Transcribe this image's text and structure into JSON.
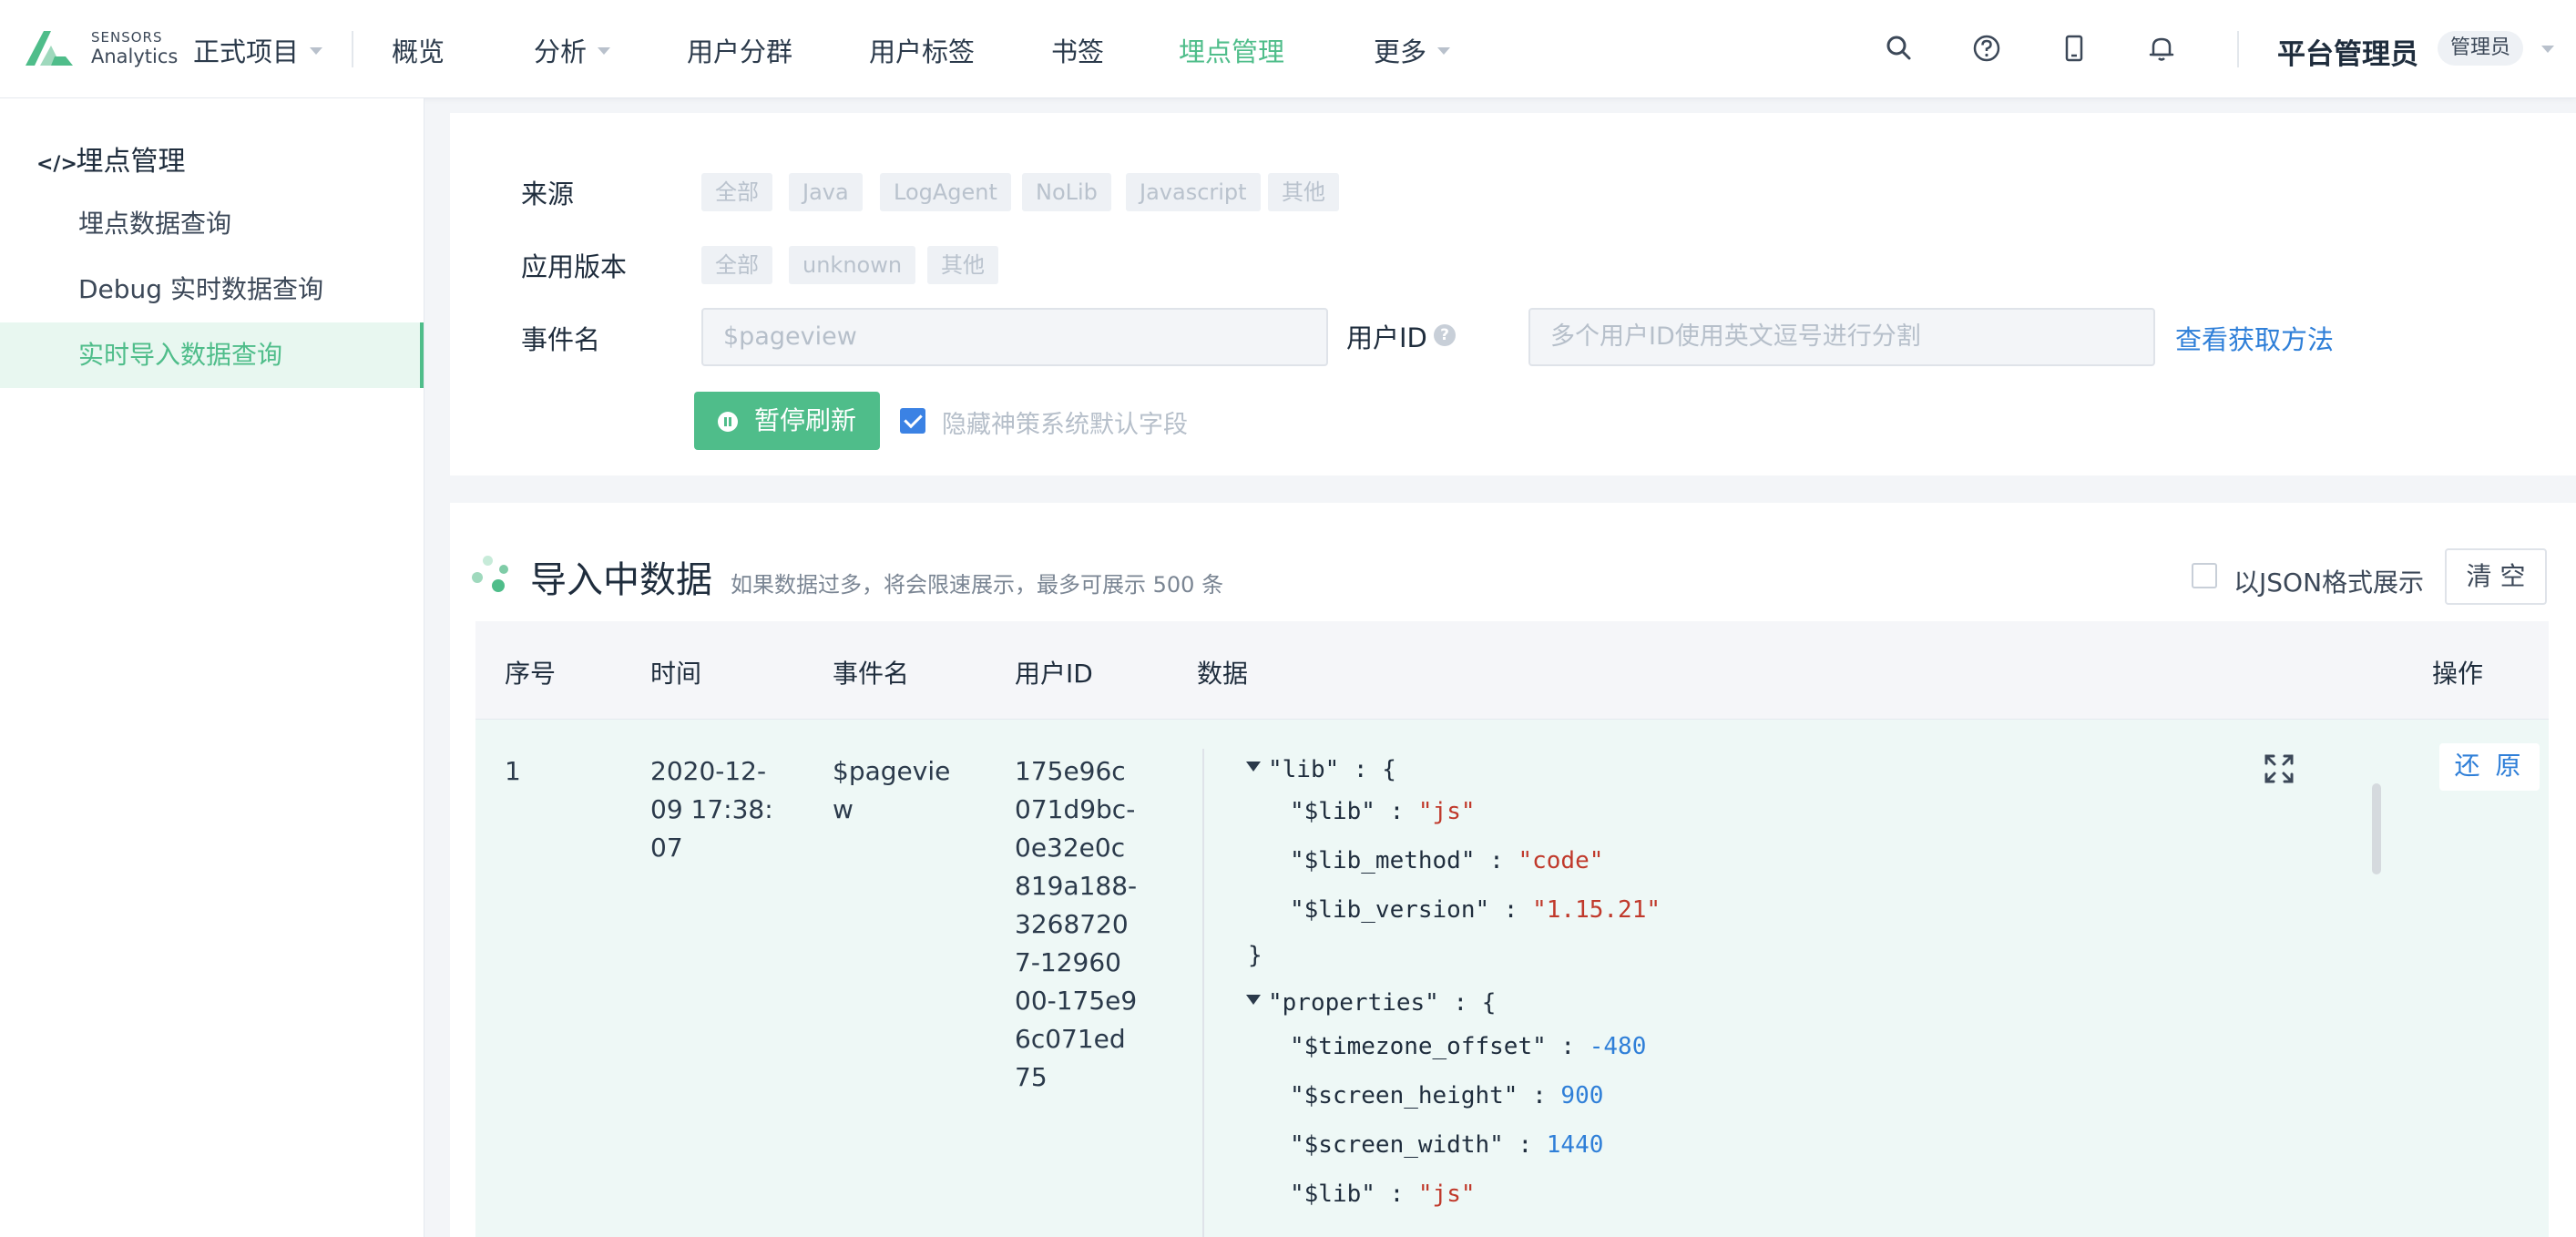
{
  "brand": {
    "line1": "SENSORS",
    "line2": "Analytics"
  },
  "header": {
    "project": "正式项目",
    "nav": [
      "概览",
      "分析",
      "用户分群",
      "用户标签",
      "书签",
      "埋点管理",
      "更多"
    ],
    "active_nav": "埋点管理",
    "user_name": "平台管理员",
    "user_role": "管理员"
  },
  "sidebar": {
    "title": "埋点管理",
    "items": [
      "埋点数据查询",
      "Debug 实时数据查询",
      "实时导入数据查询"
    ],
    "active_item": "实时导入数据查询"
  },
  "filters": {
    "source_label": "来源",
    "source_options": [
      "全部",
      "Java",
      "LogAgent",
      "NoLib",
      "Javascript",
      "其他"
    ],
    "version_label": "应用版本",
    "version_options": [
      "全部",
      "unknown",
      "其他"
    ],
    "event_label": "事件名",
    "event_placeholder": "$pageview",
    "user_id_label": "用户ID",
    "user_id_placeholder": "多个用户ID使用英文逗号进行分割",
    "help_link": "查看获取方法",
    "pause_button": "暂停刷新",
    "hide_fields_label": "隐藏神策系统默认字段",
    "hide_fields_checked": true
  },
  "importing": {
    "title": "导入中数据",
    "subtitle": "如果数据过多，将会限速展示，最多可展示 500 条",
    "json_toggle_label": "以JSON格式展示",
    "json_toggle_checked": false,
    "clear_button": "清 空",
    "columns": [
      "序号",
      "时间",
      "事件名",
      "用户ID",
      "数据",
      "操作"
    ],
    "rows": [
      {
        "index": "1",
        "time_lines": [
          "2020-12-",
          "09 17:38:",
          "07"
        ],
        "event_lines": [
          "$pagevie",
          "w"
        ],
        "user_id_lines": [
          "175e96c",
          "071d9bc-",
          "0e32e0c",
          "819a188-",
          "3268720",
          "7-12960",
          "00-175e9",
          "6c071ed",
          "75"
        ],
        "restore_button": "还 原"
      }
    ],
    "json": {
      "lib_key": "\"lib\"",
      "lib_entries": [
        {
          "key": "\"$lib\"",
          "value": "\"js\"",
          "type": "string"
        },
        {
          "key": "\"$lib_method\"",
          "value": "\"code\"",
          "type": "string"
        },
        {
          "key": "\"$lib_version\"",
          "value": "\"1.15.21\"",
          "type": "string"
        }
      ],
      "properties_key": "\"properties\"",
      "properties_entries": [
        {
          "key": "\"$timezone_offset\"",
          "value": "-480",
          "type": "number"
        },
        {
          "key": "\"$screen_height\"",
          "value": "900",
          "type": "number"
        },
        {
          "key": "\"$screen_width\"",
          "value": "1440",
          "type": "number"
        },
        {
          "key": "\"$lib\"",
          "value": "\"js\"",
          "type": "string"
        }
      ]
    }
  },
  "colors": {
    "accent": "#4fbd8a",
    "link": "#2f7fd8",
    "string": "#c0392b",
    "number": "#2f7fd8"
  }
}
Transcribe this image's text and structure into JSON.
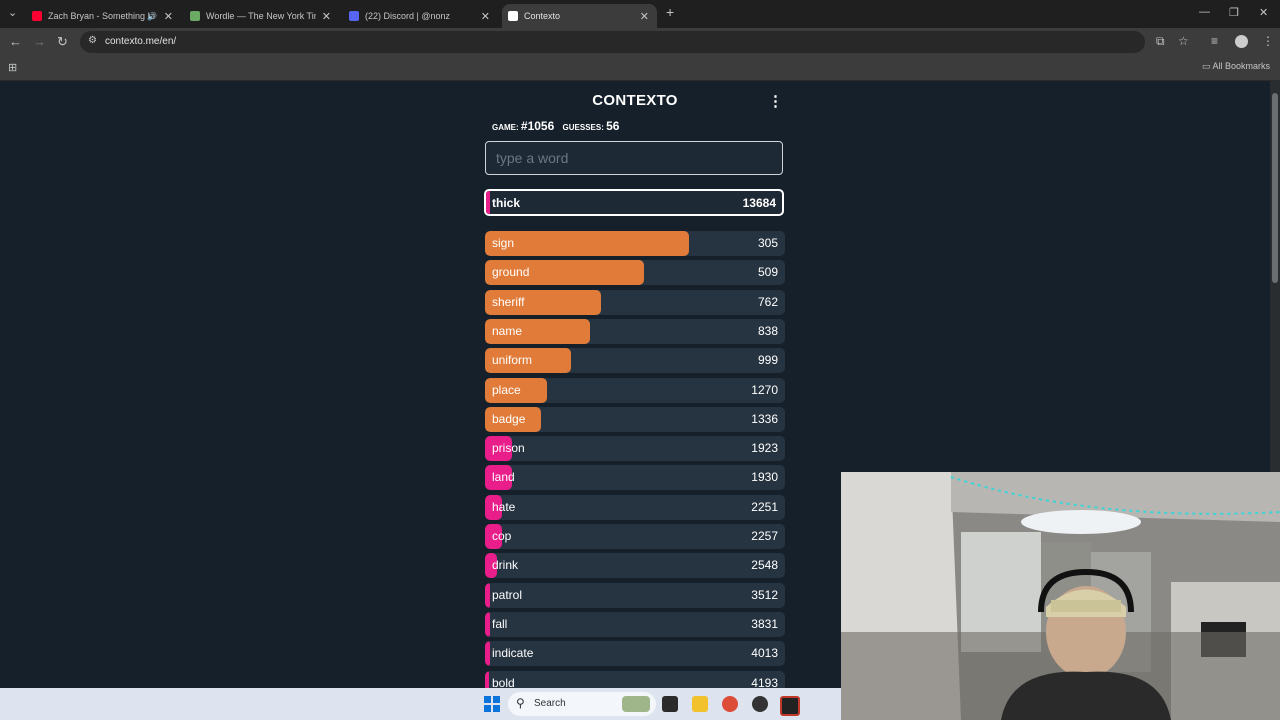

━━━━━━━━━━━━━━━━━━━━━━━━━━━━━━

__Your task__
Restate the entire listing word for word, excluding pictures.

__Worked solution__
Transcribe this image's text and structure into JSON.
{
  "brand": {
    "line1": "SENSORS",
    "line2": "Analytics"
  },
  "header": {
    "project": "正式项目",
    "nav": [
      "概览",
      "分析",
      "用户分群",
      "用户标签",
      "书签",
      "埋点管理",
      "更多"
    ],
    "active_nav": "埋点管理",
    "user_name": "平台管理员",
    "user_role": "管理员"
  },
  "sidebar": {
    "title": "埋点管理",
    "items": [
      "埋点数据查询",
      "Debug 实时数据查询",
      "实时导入数据查询"
    ],
    "active_item": "实时导入数据查询"
  },
  "filters": {
    "source_label": "来源",
    "source_options": [
      "全部",
      "Java",
      "LogAgent",
      "NoLib",
      "Javascript",
      "其他"
    ],
    "version_label": "应用版本",
    "version_options": [
      "全部",
      "unknown",
      "其他"
    ],
    "event_label": "事件名",
    "event_placeholder": "$pageview",
    "user_id_label": "用户ID",
    "user_id_placeholder": "多个用户ID使用英文逗号进行分割",
    "help_link": "查看获取方法",
    "pause_button": "暂停刷新",
    "hide_fields_label": "隐藏神策系统默认字段",
    "hide_fields_checked": true
  },
  "importing": {
    "title": "导入中数据",
    "subtitle": "如果数据过多，将会限速展示，最多可展示 500 条",
    "json_toggle_label": "以JSON格式展示",
    "json_toggle_checked": false,
    "clear_button": "清 空",
    "columns": [
      "序号",
      "时间",
      "事件名",
      "用户ID",
      "数据",
      "操作"
    ],
    "rows": [
      {
        "index": "1",
        "time_lines": [
          "2020-12-",
          "09 17:38:",
          "07"
        ],
        "event_lines": [
          "$pagevie",
          "w"
        ],
        "user_id_lines": [
          "175e96c",
          "071d9bc-",
          "0e32e0c",
          "819a188-",
          "3268720",
          "7-12960",
          "00-175e9",
          "6c071ed",
          "75"
        ],
        "restore_button": "还 原"
      }
    ],
    "json": {
      "lib_key": "\"lib\"",
      "lib_entries": [
        {
          "key": "\"$lib\"",
          "value": "\"js\"",
          "type": "string"
        },
        {
          "key": "\"$lib_method\"",
          "value": "\"code\"",
          "type": "string"
        },
        {
          "key": "\"$lib_version\"",
          "value": "\"1.15.21\"",
          "type": "string"
        }
      ],
      "properties_key": "\"properties\"",
      "properties_entries": [
        {
          "key": "\"$timezone_offset\"",
          "value": "-480",
          "type": "number"
        },
        {
          "key": "\"$screen_height\"",
          "value": "900",
          "type": "number"
        },
        {
          "key": "\"$screen_width\"",
          "value": "1440",
          "type": "number"
        },
        {
          "key": "\"$lib\"",
          "value": "\"js\"",
          "type": "string"
        }
      ]
    }
  },
  "colors": {
    "accent": "#4fbd8a",
    "link": "#2f7fd8",
    "string": "#c0392b",
    "number": "#2f7fd8"
  }
}
Transcribe this image's text and structure into JSON.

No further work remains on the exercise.